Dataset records
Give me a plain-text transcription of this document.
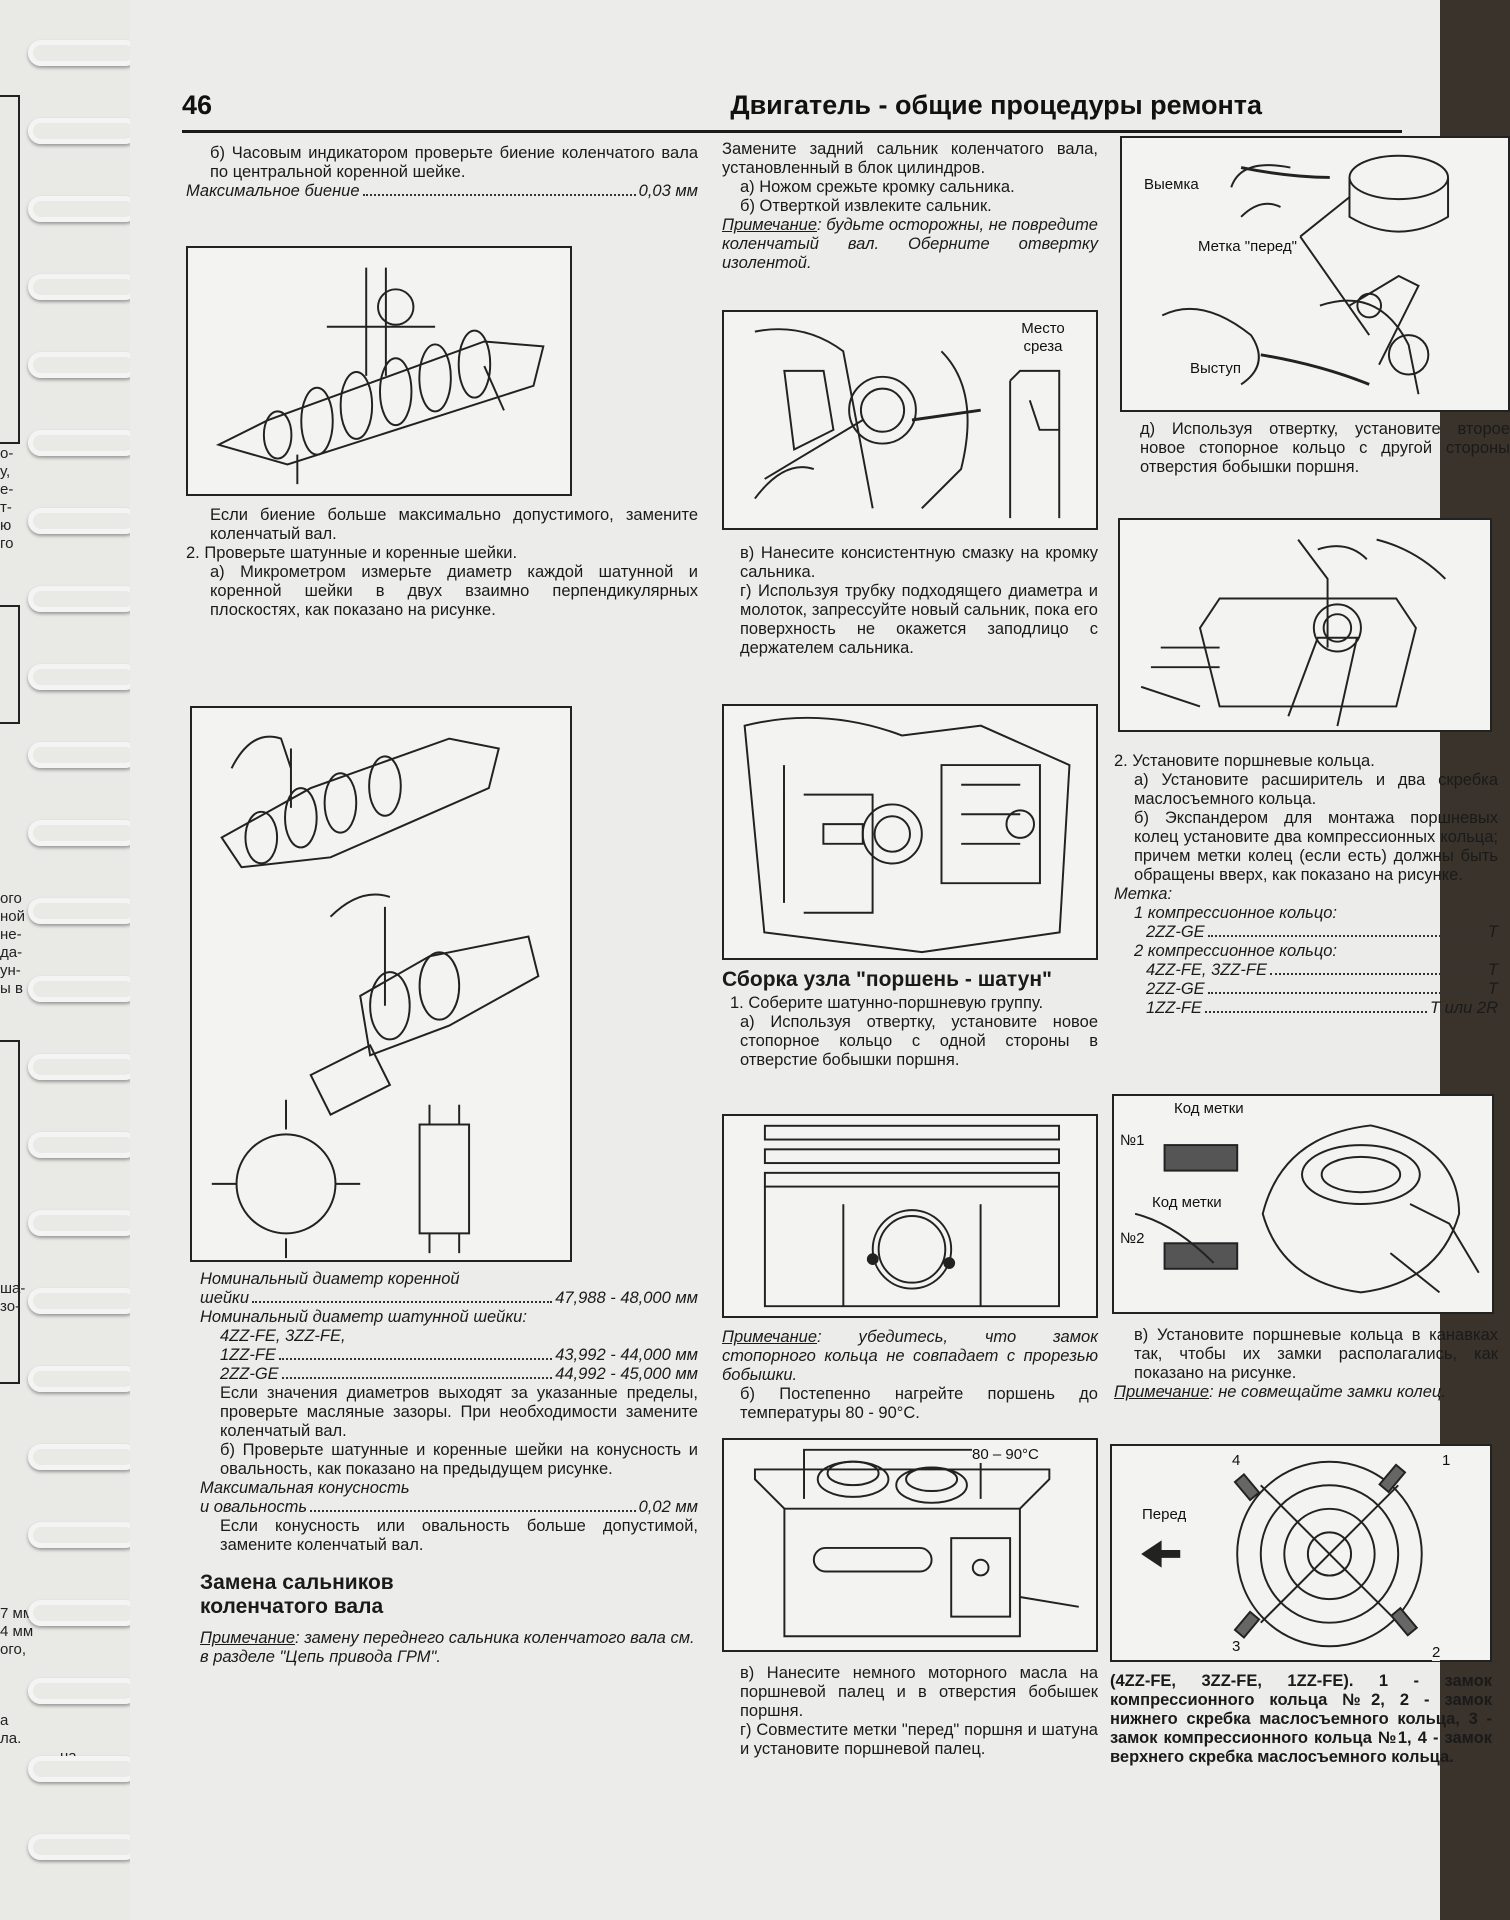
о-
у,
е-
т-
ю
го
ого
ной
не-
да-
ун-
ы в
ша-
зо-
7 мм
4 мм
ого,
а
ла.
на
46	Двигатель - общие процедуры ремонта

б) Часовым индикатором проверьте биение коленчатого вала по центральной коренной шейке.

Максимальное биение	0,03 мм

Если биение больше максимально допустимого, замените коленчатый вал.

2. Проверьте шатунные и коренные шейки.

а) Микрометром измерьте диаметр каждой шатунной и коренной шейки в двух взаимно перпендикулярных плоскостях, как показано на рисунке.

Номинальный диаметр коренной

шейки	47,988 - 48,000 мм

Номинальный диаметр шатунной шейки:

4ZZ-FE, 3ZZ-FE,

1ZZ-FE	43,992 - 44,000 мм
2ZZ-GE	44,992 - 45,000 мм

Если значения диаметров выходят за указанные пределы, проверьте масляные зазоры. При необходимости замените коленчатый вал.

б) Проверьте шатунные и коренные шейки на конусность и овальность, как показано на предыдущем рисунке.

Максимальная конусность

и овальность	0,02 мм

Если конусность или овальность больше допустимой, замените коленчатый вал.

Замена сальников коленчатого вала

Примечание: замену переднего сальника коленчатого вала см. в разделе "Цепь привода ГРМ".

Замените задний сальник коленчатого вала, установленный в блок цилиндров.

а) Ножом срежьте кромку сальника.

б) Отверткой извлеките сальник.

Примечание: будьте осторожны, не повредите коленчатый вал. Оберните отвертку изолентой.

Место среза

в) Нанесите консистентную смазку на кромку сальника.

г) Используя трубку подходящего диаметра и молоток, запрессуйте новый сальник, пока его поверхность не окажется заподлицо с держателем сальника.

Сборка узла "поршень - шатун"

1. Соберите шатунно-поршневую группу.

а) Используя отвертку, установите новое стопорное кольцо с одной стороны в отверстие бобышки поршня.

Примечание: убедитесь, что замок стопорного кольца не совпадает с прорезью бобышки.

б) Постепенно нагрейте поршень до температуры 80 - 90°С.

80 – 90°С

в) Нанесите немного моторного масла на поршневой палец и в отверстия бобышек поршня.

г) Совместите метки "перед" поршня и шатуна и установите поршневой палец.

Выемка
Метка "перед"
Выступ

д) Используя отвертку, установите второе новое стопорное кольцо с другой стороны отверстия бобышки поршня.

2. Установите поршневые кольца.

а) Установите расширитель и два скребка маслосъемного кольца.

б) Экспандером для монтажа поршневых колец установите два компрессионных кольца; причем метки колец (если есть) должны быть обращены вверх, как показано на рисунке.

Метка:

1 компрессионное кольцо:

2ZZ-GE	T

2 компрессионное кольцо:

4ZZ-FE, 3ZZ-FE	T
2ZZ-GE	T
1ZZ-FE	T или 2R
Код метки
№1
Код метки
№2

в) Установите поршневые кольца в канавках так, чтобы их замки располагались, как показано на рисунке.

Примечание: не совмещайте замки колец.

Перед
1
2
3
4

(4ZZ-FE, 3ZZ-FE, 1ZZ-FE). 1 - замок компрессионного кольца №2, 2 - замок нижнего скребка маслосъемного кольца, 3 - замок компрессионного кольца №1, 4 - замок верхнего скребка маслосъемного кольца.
...
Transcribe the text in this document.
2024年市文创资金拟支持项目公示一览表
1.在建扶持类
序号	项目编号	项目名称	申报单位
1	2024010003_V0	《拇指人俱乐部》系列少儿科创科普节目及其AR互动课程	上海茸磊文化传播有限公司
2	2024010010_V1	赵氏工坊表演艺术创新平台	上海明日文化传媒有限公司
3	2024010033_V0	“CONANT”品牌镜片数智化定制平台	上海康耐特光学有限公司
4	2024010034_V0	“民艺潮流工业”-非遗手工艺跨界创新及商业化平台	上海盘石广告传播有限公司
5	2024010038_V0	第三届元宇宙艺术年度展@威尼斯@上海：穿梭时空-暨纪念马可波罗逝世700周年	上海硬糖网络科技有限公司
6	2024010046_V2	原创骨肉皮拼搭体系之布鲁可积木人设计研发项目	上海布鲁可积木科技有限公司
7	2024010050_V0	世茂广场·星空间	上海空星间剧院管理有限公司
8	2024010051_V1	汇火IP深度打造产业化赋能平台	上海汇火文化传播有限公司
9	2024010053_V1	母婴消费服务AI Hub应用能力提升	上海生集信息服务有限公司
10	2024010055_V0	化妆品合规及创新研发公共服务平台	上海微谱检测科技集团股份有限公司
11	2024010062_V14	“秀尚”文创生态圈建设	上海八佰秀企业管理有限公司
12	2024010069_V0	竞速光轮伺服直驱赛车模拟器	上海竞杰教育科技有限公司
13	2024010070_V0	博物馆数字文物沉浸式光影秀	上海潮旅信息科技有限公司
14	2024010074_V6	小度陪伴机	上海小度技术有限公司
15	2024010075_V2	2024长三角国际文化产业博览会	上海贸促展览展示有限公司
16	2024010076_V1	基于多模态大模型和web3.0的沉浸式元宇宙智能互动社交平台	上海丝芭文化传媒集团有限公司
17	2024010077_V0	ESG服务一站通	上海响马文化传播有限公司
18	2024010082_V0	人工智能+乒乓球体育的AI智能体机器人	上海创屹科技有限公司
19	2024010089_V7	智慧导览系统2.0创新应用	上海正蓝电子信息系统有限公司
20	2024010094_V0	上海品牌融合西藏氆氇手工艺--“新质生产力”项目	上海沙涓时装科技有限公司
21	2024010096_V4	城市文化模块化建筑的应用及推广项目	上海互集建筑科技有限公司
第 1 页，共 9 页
...
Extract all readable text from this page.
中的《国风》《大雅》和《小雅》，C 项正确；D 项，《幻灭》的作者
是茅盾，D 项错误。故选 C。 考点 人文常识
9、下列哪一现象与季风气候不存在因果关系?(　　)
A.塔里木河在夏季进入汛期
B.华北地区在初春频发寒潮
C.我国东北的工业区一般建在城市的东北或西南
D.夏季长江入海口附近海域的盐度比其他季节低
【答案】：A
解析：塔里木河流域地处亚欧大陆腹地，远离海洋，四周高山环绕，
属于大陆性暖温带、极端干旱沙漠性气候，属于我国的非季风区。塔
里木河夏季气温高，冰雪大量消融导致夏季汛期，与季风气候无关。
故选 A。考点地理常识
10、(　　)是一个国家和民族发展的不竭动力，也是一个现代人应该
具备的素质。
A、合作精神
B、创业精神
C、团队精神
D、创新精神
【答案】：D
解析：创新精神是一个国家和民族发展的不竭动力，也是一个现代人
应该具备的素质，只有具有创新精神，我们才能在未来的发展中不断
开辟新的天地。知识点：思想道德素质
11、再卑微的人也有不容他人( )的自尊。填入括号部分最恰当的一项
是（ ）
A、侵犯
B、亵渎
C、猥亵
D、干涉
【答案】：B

* Task goal
Scan the listing above and copy all lines containing the word "Номинальный".

* Output for this exercise
Номинальный диаметр коренной
Номинальный диаметр шатунной шейки:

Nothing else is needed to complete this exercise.